Stored records
--------------------
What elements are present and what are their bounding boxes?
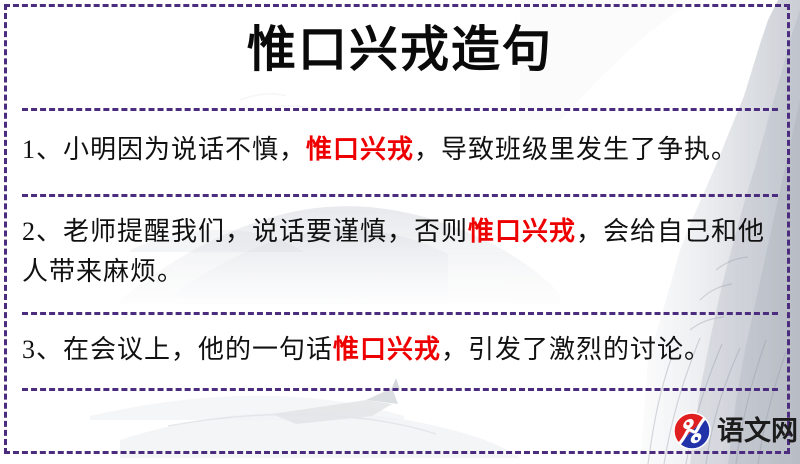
separator-line-2 bbox=[22, 194, 778, 197]
example-sentence-3: 3、在会议上，他的一句话惟口兴戎，引发了激烈的讨论。 bbox=[22, 330, 778, 370]
sentence-3-after: ，引发了激烈的讨论。 bbox=[441, 335, 711, 364]
separator-line-3 bbox=[22, 312, 778, 315]
sentence-1-before: 1、小明因为说话不慎， bbox=[22, 135, 306, 164]
sentence-1-after: ，导致班级里发生了争执。 bbox=[414, 135, 738, 164]
page-title: 惟口兴戎造句 bbox=[0, 22, 800, 78]
sentence-card-page: 惟口兴戎造句 1、小明因为说话不慎，惟口兴戎，导致班级里发生了争执。 2、老师提… bbox=[0, 0, 800, 464]
sentence-2-before: 2、老师提醒我们，说话要谨慎，否则 bbox=[22, 217, 468, 246]
sentence-1-idiom: 惟口兴戎 bbox=[306, 135, 414, 164]
yinyang-circle-icon bbox=[672, 411, 712, 451]
example-sentence-2: 2、老师提醒我们，说话要谨慎，否则惟口兴戎，会给自己和他人带来麻烦。 bbox=[22, 212, 778, 292]
sentence-3-before: 3、在会议上，他的一句话 bbox=[22, 335, 333, 364]
separator-line-4 bbox=[22, 388, 778, 391]
site-logo: 语文网 bbox=[672, 408, 790, 454]
example-sentence-1: 1、小明因为说话不慎，惟口兴戎，导致班级里发生了争执。 bbox=[22, 130, 778, 170]
sentence-2-idiom: 惟口兴戎 bbox=[468, 217, 576, 246]
card-content: 惟口兴戎造句 1、小明因为说话不慎，惟口兴戎，导致班级里发生了争执。 2、老师提… bbox=[0, 0, 800, 464]
separator-line-1 bbox=[22, 108, 778, 111]
sentence-3-idiom: 惟口兴戎 bbox=[333, 335, 441, 364]
logo-text: 语文网 bbox=[717, 418, 798, 445]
--------------------
# Work to do:
Rewrite all of the data above, changing each "separator-line" to "divider-line" and keeping everything else the same. Leave the pictures out of your answer.

# Correct output:
What elements are present and what are their bounding boxes?
divider-line-2 bbox=[22, 194, 778, 197]
example-sentence-3: 3、在会议上，他的一句话惟口兴戎，引发了激烈的讨论。 bbox=[22, 330, 778, 370]
sentence-3-after: ，引发了激烈的讨论。 bbox=[441, 335, 711, 364]
divider-line-3 bbox=[22, 312, 778, 315]
sentence-1-before: 1、小明因为说话不慎， bbox=[22, 135, 306, 164]
sentence-1-after: ，导致班级里发生了争执。 bbox=[414, 135, 738, 164]
page-title: 惟口兴戎造句 bbox=[0, 22, 800, 78]
sentence-card-page: 惟口兴戎造句 1、小明因为说话不慎，惟口兴戎，导致班级里发生了争执。 2、老师提… bbox=[0, 0, 800, 464]
sentence-2-before: 2、老师提醒我们，说话要谨慎，否则 bbox=[22, 217, 468, 246]
sentence-1-idiom: 惟口兴戎 bbox=[306, 135, 414, 164]
yinyang-circle-icon bbox=[672, 411, 712, 451]
example-sentence-2: 2、老师提醒我们，说话要谨慎，否则惟口兴戎，会给自己和他人带来麻烦。 bbox=[22, 212, 778, 292]
sentence-3-before: 3、在会议上，他的一句话 bbox=[22, 335, 333, 364]
divider-line-4 bbox=[22, 388, 778, 391]
site-logo: 语文网 bbox=[672, 408, 790, 454]
example-sentence-1: 1、小明因为说话不慎，惟口兴戎，导致班级里发生了争执。 bbox=[22, 130, 778, 170]
sentence-2-idiom: 惟口兴戎 bbox=[468, 217, 576, 246]
card-content: 惟口兴戎造句 1、小明因为说话不慎，惟口兴戎，导致班级里发生了争执。 2、老师提… bbox=[0, 0, 800, 464]
divider-line-1 bbox=[22, 108, 778, 111]
sentence-3-idiom: 惟口兴戎 bbox=[333, 335, 441, 364]
logo-text: 语文网 bbox=[717, 418, 798, 445]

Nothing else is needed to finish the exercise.